#### Short exercise
Drop all images and give the records again exactly.
■ ■ ■ ■
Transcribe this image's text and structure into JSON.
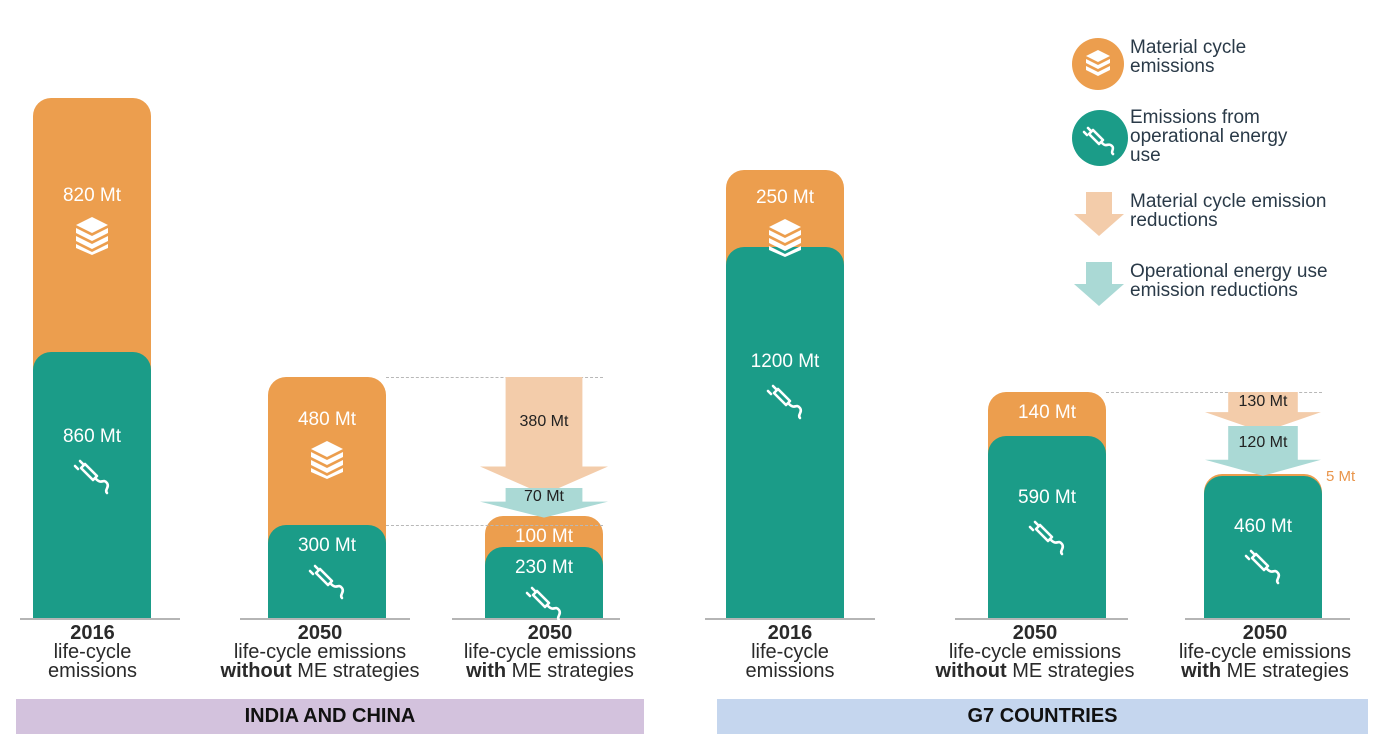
{
  "colors": {
    "material": "#ec9e4e",
    "operational": "#1b9c88",
    "material_reduction": "#f3ccaa",
    "operational_reduction": "#aad9d5",
    "band_india_china": "#d3c2dd",
    "band_g7": "#c5d6ee"
  },
  "legend": [
    {
      "label": "Material cycle emissions",
      "icon": "bricks-icon"
    },
    {
      "label": "Emissions from operational energy use",
      "icon": "plug-icon"
    },
    {
      "label": "Material cycle emission reductions",
      "icon": "arrow-down-icon"
    },
    {
      "label": "Operational energy use emission reductions",
      "icon": "arrow-down-icon"
    }
  ],
  "groups": {
    "india_china": "INDIA AND CHINA",
    "g7": "G7 COUNTRIES"
  },
  "captions": {
    "year_2016": "2016",
    "year_2050": "2050",
    "lc_emissions": "life-cycle emissions",
    "lc_emissions_hy": "life-cycle",
    "emissions_word": "emissions",
    "without": "without",
    "with": "with",
    "me_strategies": "ME strategies"
  },
  "chart_data": {
    "type": "bar",
    "stacked": true,
    "unit": "Mt",
    "series": [
      "Material cycle emissions",
      "Emissions from operational energy use"
    ],
    "groups": [
      {
        "name": "INDIA AND CHINA",
        "bars": [
          {
            "key": "ic_2016",
            "label": "2016 life-cycle emissions",
            "material": 820,
            "operational": 860,
            "material_label": "820 Mt",
            "operational_label": "860 Mt"
          },
          {
            "key": "ic_2050_without",
            "label": "2050 life-cycle emissions without ME strategies",
            "material": 480,
            "operational": 300,
            "material_label": "480 Mt",
            "operational_label": "300 Mt"
          },
          {
            "key": "ic_2050_with",
            "label": "2050 life-cycle emissions with ME strategies",
            "material": 100,
            "operational": 230,
            "material_label": "100 Mt",
            "operational_label": "230 Mt",
            "material_reduction": 380,
            "operational_reduction": 70,
            "material_reduction_label": "380 Mt",
            "operational_reduction_label": "70 Mt"
          }
        ]
      },
      {
        "name": "G7 COUNTRIES",
        "bars": [
          {
            "key": "g7_2016",
            "label": "2016 life-cycle emissions",
            "material": 250,
            "operational": 1200,
            "material_label": "250 Mt",
            "operational_label": "1200 Mt"
          },
          {
            "key": "g7_2050_without",
            "label": "2050 life-cycle emissions without ME strategies",
            "material": 140,
            "operational": 590,
            "material_label": "140 Mt",
            "operational_label": "590 Mt"
          },
          {
            "key": "g7_2050_with",
            "label": "2050 life-cycle emissions with ME strategies",
            "material": 5,
            "operational": 460,
            "material_label": "5 Mt",
            "operational_label": "460 Mt",
            "material_reduction": 130,
            "operational_reduction": 120,
            "material_reduction_label": "130 Mt",
            "operational_reduction_label": "120 Mt"
          }
        ]
      }
    ]
  }
}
■ ■ ■ ■
#### Final result
Transcribe this image's text and structure into JSON.
{
  "colors": {
    "material": "#ec9e4e",
    "operational": "#1b9c88",
    "material_reduction": "#f3ccaa",
    "operational_reduction": "#aad9d5",
    "band_india_china": "#d3c2dd",
    "band_g7": "#c5d6ee"
  },
  "legend": [
    {
      "label": "Material cycle emissions",
      "icon": "bricks-icon"
    },
    {
      "label": "Emissions from operational energy use",
      "icon": "plug-icon"
    },
    {
      "label": "Material cycle emission reductions",
      "icon": "arrow-down-icon"
    },
    {
      "label": "Operational energy use emission reductions",
      "icon": "arrow-down-icon"
    }
  ],
  "groups": {
    "india_china": "INDIA AND CHINA",
    "g7": "G7 COUNTRIES"
  },
  "captions": {
    "year_2016": "2016",
    "year_2050": "2050",
    "lc_emissions": "life-cycle emissions",
    "lc_emissions_hy": "life-cycle",
    "emissions_word": "emissions",
    "without": "without",
    "with": "with",
    "me_strategies": "ME strategies"
  },
  "chart_data": {
    "type": "bar",
    "stacked": true,
    "unit": "Mt",
    "series": [
      "Material cycle emissions",
      "Emissions from operational energy use"
    ],
    "groups": [
      {
        "name": "INDIA AND CHINA",
        "bars": [
          {
            "key": "ic_2016",
            "label": "2016 life-cycle emissions",
            "material": 820,
            "operational": 860,
            "material_label": "820 Mt",
            "operational_label": "860 Mt"
          },
          {
            "key": "ic_2050_without",
            "label": "2050 life-cycle emissions without ME strategies",
            "material": 480,
            "operational": 300,
            "material_label": "480 Mt",
            "operational_label": "300 Mt"
          },
          {
            "key": "ic_2050_with",
            "label": "2050 life-cycle emissions with ME strategies",
            "material": 100,
            "operational": 230,
            "material_label": "100 Mt",
            "operational_label": "230 Mt",
            "material_reduction": 380,
            "operational_reduction": 70,
            "material_reduction_label": "380 Mt",
            "operational_reduction_label": "70 Mt"
          }
        ]
      },
      {
        "name": "G7 COUNTRIES",
        "bars": [
          {
            "key": "g7_2016",
            "label": "2016 life-cycle emissions",
            "material": 250,
            "operational": 1200,
            "material_label": "250 Mt",
            "operational_label": "1200 Mt"
          },
          {
            "key": "g7_2050_without",
            "label": "2050 life-cycle emissions without ME strategies",
            "material": 140,
            "operational": 590,
            "material_label": "140 Mt",
            "operational_label": "590 Mt"
          },
          {
            "key": "g7_2050_with",
            "label": "2050 life-cycle emissions with ME strategies",
            "material": 5,
            "operational": 460,
            "material_label": "5 Mt",
            "operational_label": "460 Mt",
            "material_reduction": 130,
            "operational_reduction": 120,
            "material_reduction_label": "130 Mt",
            "operational_reduction_label": "120 Mt"
          }
        ]
      }
    ]
  }
}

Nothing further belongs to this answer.